* _DOCUMENT SECTION_:
People tend to think of "urban" as "City of San Francisco (Manhattan, Chicago, etc...)" To me urban is much of a characteristic. Many suburbs have a relatively urban component at their core. If you live on an actual city grid (no windy streets) with strong mixed uses (that you can walk to) throughout your neighborhood then you're living an urban existence in my book. Or at least non-suburban.

I can definitely identify with people living in central Pleasanton, but you don't have to get far outside the center city before it falls off the rails.


Seems like a reasonable perspective.


Can't wait until automated cars and 24/7 same-day delivery make all those things pointless.


The way I differentiate in my brain, because I'm an 80's kid:

I do like "Ferris Beuler's Day Off" style suburbs.

I do not like "Edward Scissorhands" style suburbs.

I grew up in the former, and given the opportunity, I'd like my future kids to do the same.


I think I'm too young to understand your references. What's the difference between those types of suburbs?


One difference is vastly more wealth. The Scissorhands suburb was a classic "Levittown" suburb in non-classic colors: relatively small & inexpensive single-story homes that are virtually identical, each home has a lawn in the front and back but not a lot of space on the sides, not a lot of trees or even shrubbery because it's a development built in a relatively short period of time on what used to be farmland.

Bueller's suburb is decades older, much closer to the "urban" it's a "sub" of, Chicago, which grew over time. Much bigger houses, all two-story, with bigger plots of land and plenty of trees providing shade and privacy. The houses are more varied because they were built over a longer span of time by different people.

Both had sidewalks but there are ones like the Scissorhands suburb that don't.

* _GIVEN ENTRIES_:

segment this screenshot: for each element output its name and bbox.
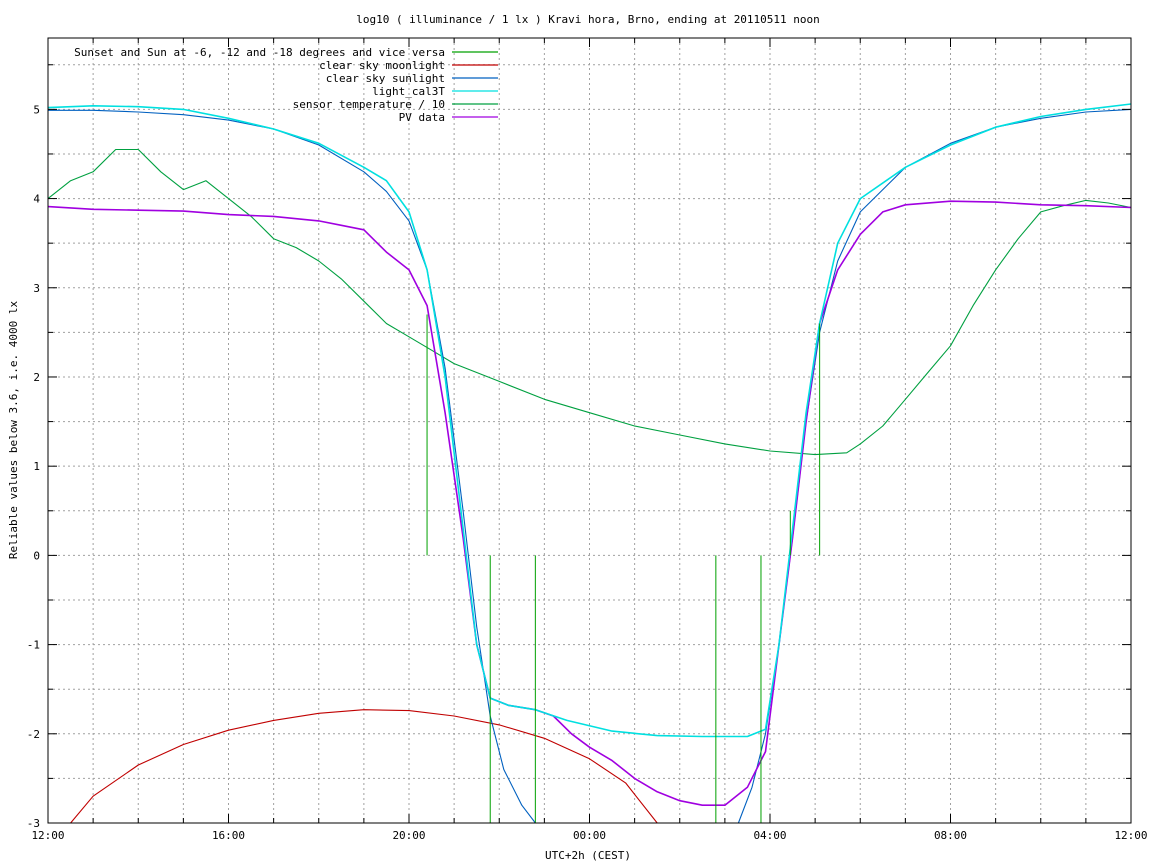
- plot-frame: [47, 37, 1132, 824]
- legend-label: Sunset and Sun at -6, -12 and -18 degree…: [74, 46, 445, 59]
- series-line: [47, 200, 1132, 806]
- y-tick-label: 3: [33, 282, 40, 295]
- y-tick-label: 1: [33, 460, 40, 473]
- x-tick-label: 20:00: [392, 829, 425, 842]
- x-tick-label: 08:00: [934, 829, 967, 842]
- x-tick-label: 16:00: [212, 829, 245, 842]
- grid: [48, 38, 1131, 823]
- legend-label: clear sky moonlight: [319, 59, 445, 72]
- series-layer: [47, 103, 1132, 824]
- legend: Sunset and Sun at -6, -12 and -18 degree…: [74, 46, 498, 124]
- x-tick-label: 04:00: [753, 829, 786, 842]
- y-tick-label: -2: [27, 728, 40, 741]
- legend-label: sensor temperature / 10: [293, 98, 445, 111]
- legend-label: PV data: [399, 111, 445, 124]
- series-line: [70, 709, 658, 824]
- y-axis-label: Reliable values below 3.6, i.e. 4000 lx: [7, 300, 20, 559]
- x-tick-label: 12:00: [1114, 829, 1147, 842]
- y-tick-label: -1: [27, 639, 40, 652]
- y-tick-label: 4: [33, 193, 40, 206]
- y-tick-label: 5: [33, 103, 40, 116]
- y-tick-label: -3: [27, 817, 40, 830]
- series-impulses: [426, 314, 821, 823]
- x-tick-label: 12:00: [31, 829, 64, 842]
- x-axis-label: UTC+2h (CEST): [545, 849, 631, 862]
- y-tick-label: 0: [33, 549, 40, 562]
- chart-title: log10 ( illuminance / 1 lx ) Kravi hora,…: [356, 13, 820, 26]
- tick-labels: 12:00 16:00 20:00 00:00 04:00 08:00 12:00-3-2-…: [27, 103, 1148, 842]
- legend-label: clear sky sunlight: [326, 72, 445, 85]
- series-line: [47, 148, 1132, 456]
- series-line: [47, 103, 1132, 738]
- legend-label: light_cal3T: [372, 85, 445, 98]
- tick-marks: [47, 38, 1132, 824]
- x-tick-label: 00:00: [573, 829, 606, 842]
- y-tick-label: 2: [33, 371, 40, 384]
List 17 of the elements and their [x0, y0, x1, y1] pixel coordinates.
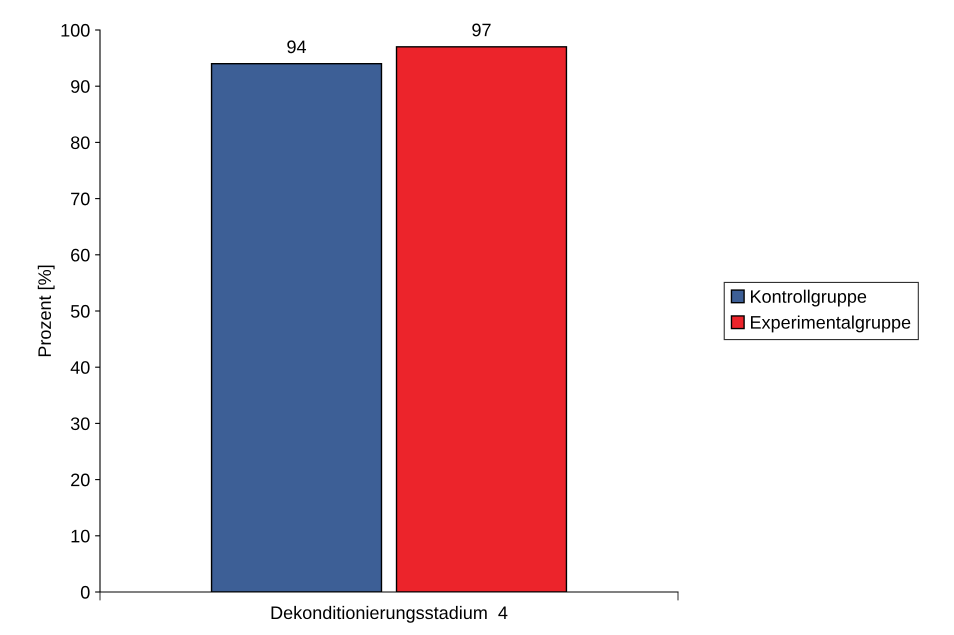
y-tick-label: 20: [71, 474, 90, 486]
y-tick-label: 30: [70, 417, 90, 430]
legend-label: Experimentalgruppe: [751, 316, 910, 332]
y-tick-label: 0: [80, 586, 90, 599]
y-tick-label: 50: [70, 304, 90, 318]
y-axis-title: Prozent [%]: [38, 266, 55, 356]
y-tick-label: 100: [62, 24, 90, 37]
x-tick-label: Dekonditionierungsstadium 4: [272, 606, 508, 623]
y-tick-label: 60: [71, 248, 90, 262]
y-tick-label: 70: [71, 192, 90, 206]
data-label: 97: [472, 24, 491, 36]
y-tick-label: 90: [71, 80, 90, 93]
legend-label: Kontrollgruppe: [751, 290, 866, 306]
data-label: 94: [287, 40, 306, 54]
y-tick-label: 40: [70, 361, 90, 374]
y-tick-label: 10: [72, 530, 90, 543]
y-tick-label: 80: [70, 136, 90, 150]
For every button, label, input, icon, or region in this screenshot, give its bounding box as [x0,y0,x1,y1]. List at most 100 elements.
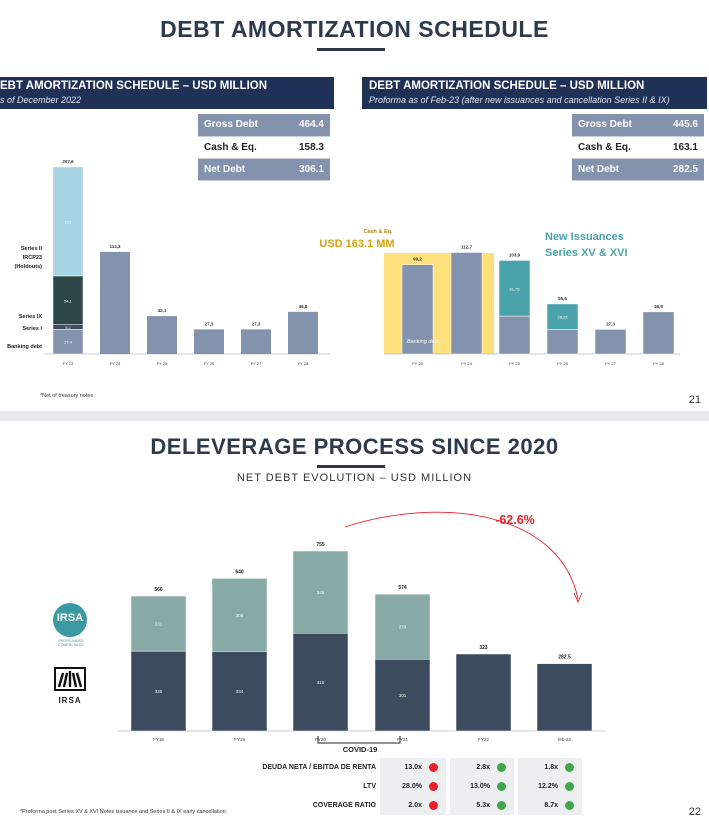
slide-deleverage: DELEVERAGE PROCESS SINCE 2020 NET DEBT E… [0,421,709,821]
series-legend-label: (Holdouts) [15,264,43,270]
bar-total-label: 323 [479,645,488,651]
segment-label: 5,2 [65,325,71,330]
bar-segment [52,329,84,355]
summary-row-net: Net Debt 306.1 [198,158,330,181]
bar-segment [100,251,130,354]
x-tick-label: FY 26 [557,361,568,366]
left-panel-subtitle: s of December 2022 [0,95,82,105]
bar-segment [401,264,434,355]
ratio-value: 12.2% [538,783,558,790]
status-dot [497,801,506,810]
right-summary-table: Gross Debt 445.6 Cash & Eq. 163.1 Net Debt… [572,114,704,181]
bar-total-label: 99,2 [413,257,422,262]
bar-segment [211,578,268,652]
bar-total-label: 42,1 [158,308,167,313]
slide1-footnote: *Net of treasury notes [40,393,94,399]
ratio-label: COVERAGE RATIO [312,802,376,809]
bar-segment [130,650,187,732]
change-label: -62.6% [495,513,535,527]
slide2-footnote: *Proforma post Series XV & XVI Notes iss… [20,809,226,815]
ratio-value: 28.0% [402,783,422,790]
ratio-cell: 2.0x [380,796,450,815]
segment-label: 273 [399,625,407,630]
left-panel-header: EBT AMORTIZATION SCHEDULE – USD MILLION … [0,77,334,109]
status-dot [565,763,574,772]
summary-row-gross: Gross Debt 445.6 [572,114,704,137]
ratio-value: 2.0x [408,802,422,809]
cash-small-label: Cash & Eq. [363,229,393,235]
summary-value: 282.5 [656,158,704,181]
right-panel-header: DEBT AMORTIZATION SCHEDULE – USD MILLION… [362,77,707,109]
bar-total-label: 27,3 [606,321,615,326]
arrow-head [573,592,583,604]
segment-label: 345 [317,590,325,595]
bar-total-label: 112,7 [461,244,473,249]
left-panel-title: EBT AMORTIZATION SCHEDULE – USD MILLION [0,80,268,92]
bar-total-label: 27,3 [205,321,214,326]
x-tick-label: FY20 [315,737,326,742]
ratio-value: 1.8x [544,764,558,771]
bar-segment [455,653,512,732]
summary-value: 163.1 [656,136,704,159]
bar-total-label: 755 [316,542,325,548]
bar-segment [130,595,187,652]
bar-segment [498,315,531,355]
amortization-chart-dec22: 27,4 5,2 54,1 121 207,6 FY 23 113,3 FY 24 42,1 FY… [7,159,680,366]
segment-label: 410 [317,680,325,685]
ratio-value: 8.7x [544,802,558,809]
bar-segment [594,329,627,355]
summary-value: 306.1 [282,158,330,181]
logo-caption-line: PROPIEDADES [58,639,84,643]
x-tick-label: FY19 [234,737,245,742]
x-tick-label: FY21 [397,737,408,742]
x-tick-label: FY 24 [461,361,472,366]
status-dot [429,782,438,791]
bar-segment [211,651,268,732]
summary-label: Net Debt [572,158,657,181]
ratio-value: 13.0% [470,783,490,790]
x-tick-label: FY 25 [509,361,520,366]
status-dot [497,782,506,791]
bar-total-label: 566 [154,587,163,593]
x-tick-label: FY 27 [605,361,616,366]
ratio-label: LTV [363,783,376,790]
summary-label: Cash & Eq. [572,136,657,159]
bar-total-label: 46,8 [299,304,308,309]
trend-arrow [344,511,579,600]
status-dot [429,763,438,772]
x-tick-label: FY 28 [298,361,309,366]
ratio-label: DEUDA NETA / EBITDA DE RENTA [262,764,376,771]
segment-label: 28,25 [557,315,568,320]
ratio-value: 13.0x [404,764,422,771]
logo-caption: PROPIEDADES COMERCIALES [45,639,97,647]
new-issuances-label: Series XV & XVI [545,247,628,259]
ratio-value: 2.8x [476,764,490,771]
ratio-row: COVERAGE RATIO 2.0x 5.3x 8.7x [250,796,586,815]
segment-label: 334 [236,689,244,694]
summary-value: 158.3 [282,136,330,159]
x-tick-label: FY 23 [63,361,74,366]
irsa-emblem-icon [54,667,86,691]
bar-segment [642,311,675,355]
bar-segment [374,658,431,732]
logo-text: IRSA [56,612,84,624]
bar-total-label: 640 [235,569,244,575]
bar-segment [536,663,593,732]
segment-label: 121 [65,219,72,224]
bar-total-label: 103,9 [509,252,521,257]
ratio-value: 5.3x [476,802,490,809]
slide1-title: DEBT AMORTIZATION SCHEDULE [160,16,549,42]
x-tick-label: FY 23 [412,361,423,366]
ratio-cell: 12.2% [516,777,586,796]
series-legend-label: IRCP23 [23,255,42,261]
summary-label: Gross Debt [198,114,283,137]
covid-label: COVID-19 [343,745,378,754]
summary-label: Gross Debt [572,114,657,137]
bar-segment [52,275,84,325]
series-legend-label: Series II [21,246,43,252]
segment-label: 306 [236,613,244,618]
bar-segment [288,311,318,354]
bar-segment [241,329,271,354]
irsa-logo: IRSA [54,667,86,705]
new-issuances-label: New Issuances [545,231,624,243]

* _WHAT YOU WILL DO_:
[a] In the suburbs discussion, what city is Bueller's suburb a "sub" of?
[b] List every trait the suburbs discussion gives for the houses and land in Bueller's suburb.
[c] Extend the suburbs discussion from where it stops.

* _RESULTS IN ORDER_:
[a] Chicago.

[b]
- Much bigger houses
- All two-story
- Bigger plots of land
- Plenty of trees providing shade and privacy
- More varied houses, built over a longer span of time by different people

[c]
Neither has much economic or ethnic diversity. Because it developed over time, Bueller's suburb may have more integrated retail and services while Scissorhands' is strictly a bedroom community.


I'd like my children to grow up in the "The Burbs" style suburbs.


I live in NYC, and recently I spent two weeks in Simi Valley, a city north of Los Angeles, and was shocked that it's basically impossible to get around without a car. Even in LA, it seems as if the public transport system is nearly non-existent.


NYC is one of the only places in the country where it's feasible to live without a car (without major hassle).

Edit: I guess my point was that from my experience visiting New York that's a city where public transit is so good that a car really seems unnecessary. Someone from NYC might be surprised to learn (or be reminded) that it's the exception, and that in most other places in the country it's a hassle not to own a car -- that's not a problem just in LA.

I'm in Seattle myself (Capitol Hill) and while I could get by day-to-day without a car, it would make my commute to the east side almost twice as long depending on traffic and bus timing, which isn't worth it for me. And while Uber / Lyft are a good alternative, a car is still the most convenient way to visit other parts of the city.


Is that true? I live in Ballard, a pretty damn residential neighborhood of Seattle, which is only a medium-density city. I live perfectly comfortably without a car. I have heard of people living comfortably without a car in NYC, Chicago, San Francisco, Pittsburgh, and I'm sure others that I'm forgetting.

I even did so myself in Tucson for a year, though I'll grant that that was pretty annoying.


I'm guessing you don't have kids and do work in downtown Seattle? And rarely visit Lake City or West Seattle or anywhere south of Seattle? Or anywhere requiring a transfer outside of commuting hours?

Because those are all significantly (hours more) to take mass transit than to drive.


I live near Lake City - getting to Ballard is not under an hour by mass transit - it's something like 20 minutes by car. Very frustrating! I hope the new light rail will create more E-W bus routes.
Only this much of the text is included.